Dataset items:
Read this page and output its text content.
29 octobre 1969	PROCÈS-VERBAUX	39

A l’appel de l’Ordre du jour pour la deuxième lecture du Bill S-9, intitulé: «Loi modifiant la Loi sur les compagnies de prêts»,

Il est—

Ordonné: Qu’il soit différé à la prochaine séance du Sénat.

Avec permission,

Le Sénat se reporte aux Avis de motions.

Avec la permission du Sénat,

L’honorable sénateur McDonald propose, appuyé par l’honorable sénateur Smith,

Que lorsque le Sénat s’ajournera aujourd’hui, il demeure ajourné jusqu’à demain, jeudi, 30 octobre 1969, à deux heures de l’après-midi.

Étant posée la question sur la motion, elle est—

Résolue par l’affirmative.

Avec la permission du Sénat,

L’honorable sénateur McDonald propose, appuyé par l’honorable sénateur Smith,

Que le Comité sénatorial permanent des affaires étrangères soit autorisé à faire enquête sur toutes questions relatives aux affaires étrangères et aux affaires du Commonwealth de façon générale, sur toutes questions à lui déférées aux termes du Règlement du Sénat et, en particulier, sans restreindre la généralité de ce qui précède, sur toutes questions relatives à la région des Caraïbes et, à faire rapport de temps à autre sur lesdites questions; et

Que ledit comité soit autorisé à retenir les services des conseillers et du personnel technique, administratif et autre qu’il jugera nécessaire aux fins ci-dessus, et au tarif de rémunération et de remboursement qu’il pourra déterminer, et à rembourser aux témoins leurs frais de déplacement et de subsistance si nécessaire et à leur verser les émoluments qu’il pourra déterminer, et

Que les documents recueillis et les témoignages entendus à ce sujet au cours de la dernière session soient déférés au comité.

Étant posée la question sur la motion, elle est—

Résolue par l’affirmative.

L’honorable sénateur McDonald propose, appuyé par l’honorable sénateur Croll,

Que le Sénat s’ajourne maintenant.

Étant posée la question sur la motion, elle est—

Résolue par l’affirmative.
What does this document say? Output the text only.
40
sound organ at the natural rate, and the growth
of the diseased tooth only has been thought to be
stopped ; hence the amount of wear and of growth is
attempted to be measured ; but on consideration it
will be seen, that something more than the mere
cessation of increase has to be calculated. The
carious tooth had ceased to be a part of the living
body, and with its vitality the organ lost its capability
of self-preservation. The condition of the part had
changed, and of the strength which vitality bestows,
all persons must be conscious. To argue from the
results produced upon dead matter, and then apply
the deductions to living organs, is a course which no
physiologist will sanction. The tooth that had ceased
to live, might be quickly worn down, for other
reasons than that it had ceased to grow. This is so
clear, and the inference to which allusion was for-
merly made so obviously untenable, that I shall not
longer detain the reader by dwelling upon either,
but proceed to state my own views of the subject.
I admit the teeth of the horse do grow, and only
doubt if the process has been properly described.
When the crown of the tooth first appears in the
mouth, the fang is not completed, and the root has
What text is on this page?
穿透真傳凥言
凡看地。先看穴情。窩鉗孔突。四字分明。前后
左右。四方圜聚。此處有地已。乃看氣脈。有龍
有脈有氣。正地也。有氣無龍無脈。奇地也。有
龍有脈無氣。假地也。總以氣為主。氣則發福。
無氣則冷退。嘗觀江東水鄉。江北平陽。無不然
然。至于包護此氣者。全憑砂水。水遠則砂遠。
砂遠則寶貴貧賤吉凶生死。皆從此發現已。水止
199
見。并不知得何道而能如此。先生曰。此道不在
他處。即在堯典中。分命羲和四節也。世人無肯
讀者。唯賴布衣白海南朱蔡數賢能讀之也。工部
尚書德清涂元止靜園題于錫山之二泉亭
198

GIVEN EXERCISE: Starting from the line with "What does this" and ending with the final line of the data, quote every line exactly, both ends included.

TASK SOLUTION:
What does this document say? Output the text only.
40
sound organ at the natural rate, and the growth
of the diseased tooth only has been thought to be
stopped ; hence the amount of wear and of growth is
attempted to be measured ; but on consideration it
will be seen, that something more than the mere
cessation of increase has to be calculated. The
carious tooth had ceased to be a part of the living
body, and with its vitality the organ lost its capability
of self-preservation. The condition of the part had
changed, and of the strength which vitality bestows,
all persons must be conscious. To argue from the
results produced upon dead matter, and then apply
the deductions to living organs, is a course which no
physiologist will sanction. The tooth that had ceased
to live, might be quickly worn down, for other
reasons than that it had ceased to grow. This is so
clear, and the inference to which allusion was for-
merly made so obviously untenable, that I shall not
longer detain the reader by dwelling upon either,
but proceed to state my own views of the subject.
I admit the teeth of the horse do grow, and only
doubt if the process has been properly described.
When the crown of the tooth first appears in the
mouth, the fang is not completed, and the root has
What text is on this page?
穿透真傳凥言
凡看地。先看穴情。窩鉗孔突。四字分明。前后
左右。四方圜聚。此處有地已。乃看氣脈。有龍
有脈有氣。正地也。有氣無龍無脈。奇地也。有
龍有脈無氣。假地也。總以氣為主。氣則發福。
無氣則冷退。嘗觀江東水鄉。江北平陽。無不然
然。至于包護此氣者。全憑砂水。水遠則砂遠。
砂遠則寶貴貧賤吉凶生死。皆從此發現已。水止
199
見。并不知得何道而能如此。先生曰。此道不在
他處。即在堯典中。分命羲和四節也。世人無肯
讀者。唯賴布衣白海南朱蔡數賢能讀之也。工部
尚書德清涂元止靜園題于錫山之二泉亭
198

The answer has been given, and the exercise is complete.